[Written request] Gather every line below where "http" appears.

[Provided records]

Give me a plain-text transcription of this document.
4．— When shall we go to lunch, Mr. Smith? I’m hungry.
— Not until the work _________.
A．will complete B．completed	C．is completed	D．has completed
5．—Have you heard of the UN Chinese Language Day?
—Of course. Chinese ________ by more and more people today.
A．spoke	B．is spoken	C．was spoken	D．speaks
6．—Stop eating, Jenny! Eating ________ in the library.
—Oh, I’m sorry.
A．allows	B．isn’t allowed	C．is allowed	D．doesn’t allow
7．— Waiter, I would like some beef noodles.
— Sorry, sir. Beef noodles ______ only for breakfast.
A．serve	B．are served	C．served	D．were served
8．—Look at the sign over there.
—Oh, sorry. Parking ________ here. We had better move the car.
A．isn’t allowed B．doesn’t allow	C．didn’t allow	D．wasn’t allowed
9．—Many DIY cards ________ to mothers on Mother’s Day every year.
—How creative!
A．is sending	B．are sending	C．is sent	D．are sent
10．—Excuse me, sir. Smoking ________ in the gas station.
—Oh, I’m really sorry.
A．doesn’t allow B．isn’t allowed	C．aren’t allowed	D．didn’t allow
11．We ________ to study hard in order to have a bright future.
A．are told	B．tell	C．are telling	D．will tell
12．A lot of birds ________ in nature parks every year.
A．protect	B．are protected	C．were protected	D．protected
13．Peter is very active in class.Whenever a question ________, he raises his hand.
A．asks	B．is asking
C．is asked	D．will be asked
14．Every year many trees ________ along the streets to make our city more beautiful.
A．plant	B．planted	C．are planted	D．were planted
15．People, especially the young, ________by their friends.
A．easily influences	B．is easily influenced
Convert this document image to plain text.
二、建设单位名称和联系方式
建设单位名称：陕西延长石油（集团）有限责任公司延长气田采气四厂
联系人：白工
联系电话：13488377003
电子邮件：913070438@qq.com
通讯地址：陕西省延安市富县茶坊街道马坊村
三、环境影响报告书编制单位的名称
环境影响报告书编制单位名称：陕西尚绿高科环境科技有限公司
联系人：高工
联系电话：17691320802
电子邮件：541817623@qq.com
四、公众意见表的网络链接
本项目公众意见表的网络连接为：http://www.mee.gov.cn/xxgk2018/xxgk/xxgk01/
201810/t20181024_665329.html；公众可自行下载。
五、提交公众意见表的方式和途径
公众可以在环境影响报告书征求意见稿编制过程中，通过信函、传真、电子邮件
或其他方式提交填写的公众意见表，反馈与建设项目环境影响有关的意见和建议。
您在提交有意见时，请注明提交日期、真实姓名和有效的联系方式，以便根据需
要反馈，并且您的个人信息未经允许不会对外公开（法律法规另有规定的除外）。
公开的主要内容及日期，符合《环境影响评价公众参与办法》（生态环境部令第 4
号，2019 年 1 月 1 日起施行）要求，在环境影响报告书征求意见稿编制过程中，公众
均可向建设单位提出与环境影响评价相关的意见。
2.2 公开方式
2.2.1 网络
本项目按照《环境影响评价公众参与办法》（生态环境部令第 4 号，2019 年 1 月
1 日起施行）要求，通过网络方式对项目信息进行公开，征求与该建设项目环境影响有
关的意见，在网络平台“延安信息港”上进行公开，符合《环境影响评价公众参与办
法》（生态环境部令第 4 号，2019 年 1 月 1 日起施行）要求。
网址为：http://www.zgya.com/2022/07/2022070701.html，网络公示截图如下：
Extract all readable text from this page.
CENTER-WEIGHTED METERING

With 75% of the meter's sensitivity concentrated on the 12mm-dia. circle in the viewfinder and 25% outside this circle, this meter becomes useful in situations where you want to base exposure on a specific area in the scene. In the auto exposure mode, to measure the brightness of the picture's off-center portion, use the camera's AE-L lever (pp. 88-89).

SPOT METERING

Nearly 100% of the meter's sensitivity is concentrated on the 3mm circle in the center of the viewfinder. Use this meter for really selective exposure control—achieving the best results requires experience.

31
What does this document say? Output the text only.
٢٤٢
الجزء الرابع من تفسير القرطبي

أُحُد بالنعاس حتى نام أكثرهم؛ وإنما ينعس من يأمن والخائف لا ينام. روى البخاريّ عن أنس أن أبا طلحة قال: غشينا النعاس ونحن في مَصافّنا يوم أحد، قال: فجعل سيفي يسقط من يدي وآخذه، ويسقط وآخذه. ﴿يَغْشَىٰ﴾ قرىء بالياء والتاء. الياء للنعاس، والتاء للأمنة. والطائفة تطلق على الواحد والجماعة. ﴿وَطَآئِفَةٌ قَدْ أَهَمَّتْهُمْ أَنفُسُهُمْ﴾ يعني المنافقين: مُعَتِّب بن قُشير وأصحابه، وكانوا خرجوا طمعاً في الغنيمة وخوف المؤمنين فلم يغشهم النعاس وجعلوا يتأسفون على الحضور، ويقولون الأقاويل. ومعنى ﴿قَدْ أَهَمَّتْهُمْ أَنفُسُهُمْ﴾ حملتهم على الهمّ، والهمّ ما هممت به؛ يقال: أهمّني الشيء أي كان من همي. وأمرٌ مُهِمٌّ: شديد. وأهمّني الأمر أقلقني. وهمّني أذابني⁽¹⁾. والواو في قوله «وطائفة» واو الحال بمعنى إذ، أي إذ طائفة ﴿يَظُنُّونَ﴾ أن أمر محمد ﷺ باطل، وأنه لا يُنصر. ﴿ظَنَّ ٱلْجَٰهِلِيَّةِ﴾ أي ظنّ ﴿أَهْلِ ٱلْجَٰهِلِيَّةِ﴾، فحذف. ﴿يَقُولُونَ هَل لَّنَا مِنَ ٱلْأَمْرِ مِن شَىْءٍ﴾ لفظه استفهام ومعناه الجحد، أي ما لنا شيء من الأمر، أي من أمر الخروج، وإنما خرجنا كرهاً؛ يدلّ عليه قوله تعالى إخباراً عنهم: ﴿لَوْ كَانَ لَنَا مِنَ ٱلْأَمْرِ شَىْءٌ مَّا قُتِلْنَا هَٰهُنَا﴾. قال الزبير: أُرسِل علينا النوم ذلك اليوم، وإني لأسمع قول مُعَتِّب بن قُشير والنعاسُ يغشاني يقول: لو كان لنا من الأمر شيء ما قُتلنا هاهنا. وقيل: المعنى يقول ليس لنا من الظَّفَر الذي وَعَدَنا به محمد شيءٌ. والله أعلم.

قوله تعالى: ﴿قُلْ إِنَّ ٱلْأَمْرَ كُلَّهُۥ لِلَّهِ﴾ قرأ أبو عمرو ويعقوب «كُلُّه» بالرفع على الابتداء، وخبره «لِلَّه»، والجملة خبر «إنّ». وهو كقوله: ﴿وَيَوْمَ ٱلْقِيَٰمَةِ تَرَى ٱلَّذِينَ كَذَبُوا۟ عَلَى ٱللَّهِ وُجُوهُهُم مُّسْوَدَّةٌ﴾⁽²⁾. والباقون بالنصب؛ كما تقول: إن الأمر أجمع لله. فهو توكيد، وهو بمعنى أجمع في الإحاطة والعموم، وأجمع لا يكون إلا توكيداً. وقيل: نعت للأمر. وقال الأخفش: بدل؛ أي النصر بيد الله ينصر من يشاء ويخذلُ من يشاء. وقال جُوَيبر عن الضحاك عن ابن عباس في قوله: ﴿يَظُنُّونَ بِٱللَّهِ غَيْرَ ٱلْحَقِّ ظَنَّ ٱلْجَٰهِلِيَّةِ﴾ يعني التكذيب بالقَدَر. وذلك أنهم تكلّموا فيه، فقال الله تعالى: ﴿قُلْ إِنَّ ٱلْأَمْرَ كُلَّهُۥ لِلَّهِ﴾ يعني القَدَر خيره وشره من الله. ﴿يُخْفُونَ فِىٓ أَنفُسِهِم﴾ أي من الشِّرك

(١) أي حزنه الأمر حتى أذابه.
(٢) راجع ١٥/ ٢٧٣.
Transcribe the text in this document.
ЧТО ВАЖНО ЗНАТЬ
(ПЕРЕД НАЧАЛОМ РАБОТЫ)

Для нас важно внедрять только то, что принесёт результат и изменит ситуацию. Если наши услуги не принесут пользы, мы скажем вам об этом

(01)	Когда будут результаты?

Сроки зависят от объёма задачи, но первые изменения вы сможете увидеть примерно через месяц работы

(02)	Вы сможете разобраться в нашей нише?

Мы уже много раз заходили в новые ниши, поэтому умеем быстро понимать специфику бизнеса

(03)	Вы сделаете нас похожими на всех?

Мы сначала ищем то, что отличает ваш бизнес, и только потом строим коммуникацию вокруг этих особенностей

[Exercise output]
本项目公众意见表的网络连接为：http://www.mee.gov.cn/xxgk2018/xxgk/xxgk01/
网址为：http://www.zgya.com/2022/07/2022070701.html，网络公示截图如下：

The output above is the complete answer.